::: Material provided :::

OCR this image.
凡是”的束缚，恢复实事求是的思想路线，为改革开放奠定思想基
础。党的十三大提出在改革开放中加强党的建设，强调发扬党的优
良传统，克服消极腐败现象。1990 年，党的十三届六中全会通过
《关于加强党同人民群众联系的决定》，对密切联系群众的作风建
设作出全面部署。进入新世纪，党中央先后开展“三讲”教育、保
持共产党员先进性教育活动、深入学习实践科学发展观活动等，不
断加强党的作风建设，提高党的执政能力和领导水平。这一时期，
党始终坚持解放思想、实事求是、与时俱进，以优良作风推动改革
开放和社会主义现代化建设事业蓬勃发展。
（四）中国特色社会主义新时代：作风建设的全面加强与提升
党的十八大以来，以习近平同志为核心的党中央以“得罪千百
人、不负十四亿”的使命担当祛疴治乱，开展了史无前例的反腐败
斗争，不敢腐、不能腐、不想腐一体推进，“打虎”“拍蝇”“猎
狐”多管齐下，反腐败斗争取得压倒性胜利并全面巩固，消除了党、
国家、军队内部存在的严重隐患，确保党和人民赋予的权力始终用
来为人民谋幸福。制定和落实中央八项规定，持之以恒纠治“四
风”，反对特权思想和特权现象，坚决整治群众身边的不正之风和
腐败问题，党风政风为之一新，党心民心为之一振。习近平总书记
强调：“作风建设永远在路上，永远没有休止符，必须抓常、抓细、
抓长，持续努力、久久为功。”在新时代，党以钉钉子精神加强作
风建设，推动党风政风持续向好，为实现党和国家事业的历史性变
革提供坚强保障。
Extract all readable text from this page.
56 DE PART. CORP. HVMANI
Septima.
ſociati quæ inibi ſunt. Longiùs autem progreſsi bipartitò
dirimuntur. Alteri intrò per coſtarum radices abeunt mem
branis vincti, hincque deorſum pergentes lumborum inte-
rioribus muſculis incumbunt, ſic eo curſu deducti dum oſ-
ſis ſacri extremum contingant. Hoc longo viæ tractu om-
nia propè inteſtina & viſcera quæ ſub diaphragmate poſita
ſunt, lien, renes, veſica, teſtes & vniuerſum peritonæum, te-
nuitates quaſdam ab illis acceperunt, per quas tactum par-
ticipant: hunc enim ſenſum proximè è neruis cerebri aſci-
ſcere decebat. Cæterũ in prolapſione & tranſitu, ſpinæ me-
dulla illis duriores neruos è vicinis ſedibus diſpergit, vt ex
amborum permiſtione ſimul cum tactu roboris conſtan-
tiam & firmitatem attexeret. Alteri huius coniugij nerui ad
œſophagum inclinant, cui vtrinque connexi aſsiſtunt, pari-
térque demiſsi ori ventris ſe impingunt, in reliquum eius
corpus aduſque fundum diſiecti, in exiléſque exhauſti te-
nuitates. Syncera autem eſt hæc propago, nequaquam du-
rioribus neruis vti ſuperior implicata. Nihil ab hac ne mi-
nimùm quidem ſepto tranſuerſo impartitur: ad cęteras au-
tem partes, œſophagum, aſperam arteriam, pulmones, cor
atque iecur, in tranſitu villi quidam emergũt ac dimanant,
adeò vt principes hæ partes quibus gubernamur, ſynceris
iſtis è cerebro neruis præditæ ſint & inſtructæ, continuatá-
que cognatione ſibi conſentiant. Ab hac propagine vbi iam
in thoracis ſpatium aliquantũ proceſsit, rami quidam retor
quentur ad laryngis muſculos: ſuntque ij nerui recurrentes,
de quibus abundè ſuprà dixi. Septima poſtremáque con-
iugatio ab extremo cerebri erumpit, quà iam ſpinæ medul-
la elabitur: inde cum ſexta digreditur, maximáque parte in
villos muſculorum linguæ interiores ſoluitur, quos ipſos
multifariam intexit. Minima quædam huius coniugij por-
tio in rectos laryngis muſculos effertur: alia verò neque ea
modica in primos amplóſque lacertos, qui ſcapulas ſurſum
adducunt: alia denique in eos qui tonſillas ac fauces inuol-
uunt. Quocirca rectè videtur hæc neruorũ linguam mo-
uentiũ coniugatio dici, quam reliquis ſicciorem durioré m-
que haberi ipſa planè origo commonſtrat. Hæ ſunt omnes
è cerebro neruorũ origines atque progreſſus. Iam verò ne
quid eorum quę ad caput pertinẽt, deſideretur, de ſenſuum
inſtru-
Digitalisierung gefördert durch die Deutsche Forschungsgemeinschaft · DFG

:::

Instruction — Print out every entry, keeping each one exact.

Output for this task —
OCR this image.
凡是”的束缚，恢复实事求是的思想路线，为改革开放奠定思想基
础。党的十三大提出在改革开放中加强党的建设，强调发扬党的优
良传统，克服消极腐败现象。1990 年，党的十三届六中全会通过
《关于加强党同人民群众联系的决定》，对密切联系群众的作风建
设作出全面部署。进入新世纪，党中央先后开展“三讲”教育、保
持共产党员先进性教育活动、深入学习实践科学发展观活动等，不
断加强党的作风建设，提高党的执政能力和领导水平。这一时期，
党始终坚持解放思想、实事求是、与时俱进，以优良作风推动改革
开放和社会主义现代化建设事业蓬勃发展。
（四）中国特色社会主义新时代：作风建设的全面加强与提升
党的十八大以来，以习近平同志为核心的党中央以“得罪千百
人、不负十四亿”的使命担当祛疴治乱，开展了史无前例的反腐败
斗争，不敢腐、不能腐、不想腐一体推进，“打虎”“拍蝇”“猎
狐”多管齐下，反腐败斗争取得压倒性胜利并全面巩固，消除了党、
国家、军队内部存在的严重隐患，确保党和人民赋予的权力始终用
来为人民谋幸福。制定和落实中央八项规定，持之以恒纠治“四
风”，反对特权思想和特权现象，坚决整治群众身边的不正之风和
腐败问题，党风政风为之一新，党心民心为之一振。习近平总书记
强调：“作风建设永远在路上，永远没有休止符，必须抓常、抓细、
抓长，持续努力、久久为功。”在新时代，党以钉钉子精神加强作
风建设，推动党风政风持续向好，为实现党和国家事业的历史性变
革提供坚强保障。
Extract all readable text from this page.
56 DE PART. CORP. HVMANI
Septima.
ſociati quæ inibi ſunt. Longiùs autem progreſsi bipartitò
dirimuntur. Alteri intrò per coſtarum radices abeunt mem
branis vincti, hincque deorſum pergentes lumborum inte-
rioribus muſculis incumbunt, ſic eo curſu deducti dum oſ-
ſis ſacri extremum contingant. Hoc longo viæ tractu om-
nia propè inteſtina & viſcera quæ ſub diaphragmate poſita
ſunt, lien, renes, veſica, teſtes & vniuerſum peritonæum, te-
nuitates quaſdam ab illis acceperunt, per quas tactum par-
ticipant: hunc enim ſenſum proximè è neruis cerebri aſci-
ſcere decebat. Cæterũ in prolapſione & tranſitu, ſpinæ me-
dulla illis duriores neruos è vicinis ſedibus diſpergit, vt ex
amborum permiſtione ſimul cum tactu roboris conſtan-
tiam & firmitatem attexeret. Alteri huius coniugij nerui ad
œſophagum inclinant, cui vtrinque connexi aſsiſtunt, pari-
térque demiſsi ori ventris ſe impingunt, in reliquum eius
corpus aduſque fundum diſiecti, in exiléſque exhauſti te-
nuitates. Syncera autem eſt hæc propago, nequaquam du-
rioribus neruis vti ſuperior implicata. Nihil ab hac ne mi-
nimùm quidem ſepto tranſuerſo impartitur: ad cęteras au-
tem partes, œſophagum, aſperam arteriam, pulmones, cor
atque iecur, in tranſitu villi quidam emergũt ac dimanant,
adeò vt principes hæ partes quibus gubernamur, ſynceris
iſtis è cerebro neruis præditæ ſint & inſtructæ, continuatá-
que cognatione ſibi conſentiant. Ab hac propagine vbi iam
in thoracis ſpatium aliquantũ proceſsit, rami quidam retor
quentur ad laryngis muſculos: ſuntque ij nerui recurrentes,
de quibus abundè ſuprà dixi. Septima poſtremáque con-
iugatio ab extremo cerebri erumpit, quà iam ſpinæ medul-
la elabitur: inde cum ſexta digreditur, maximáque parte in
villos muſculorum linguæ interiores ſoluitur, quos ipſos
multifariam intexit. Minima quædam huius coniugij por-
tio in rectos laryngis muſculos effertur: alia verò neque ea
modica in primos amplóſque lacertos, qui ſcapulas ſurſum
adducunt: alia denique in eos qui tonſillas ac fauces inuol-
uunt. Quocirca rectè videtur hæc neruorũ linguam mo-
uentiũ coniugatio dici, quam reliquis ſicciorem durioré m-
que haberi ipſa planè origo commonſtrat. Hæ ſunt omnes
è cerebro neruorũ origines atque progreſſus. Iam verò ne
quid eorum quę ad caput pertinẽt, deſideretur, de ſenſuum
inſtru-
Digitalisierung gefördert durch die Deutsche Forschungsgemeinschaft · DFG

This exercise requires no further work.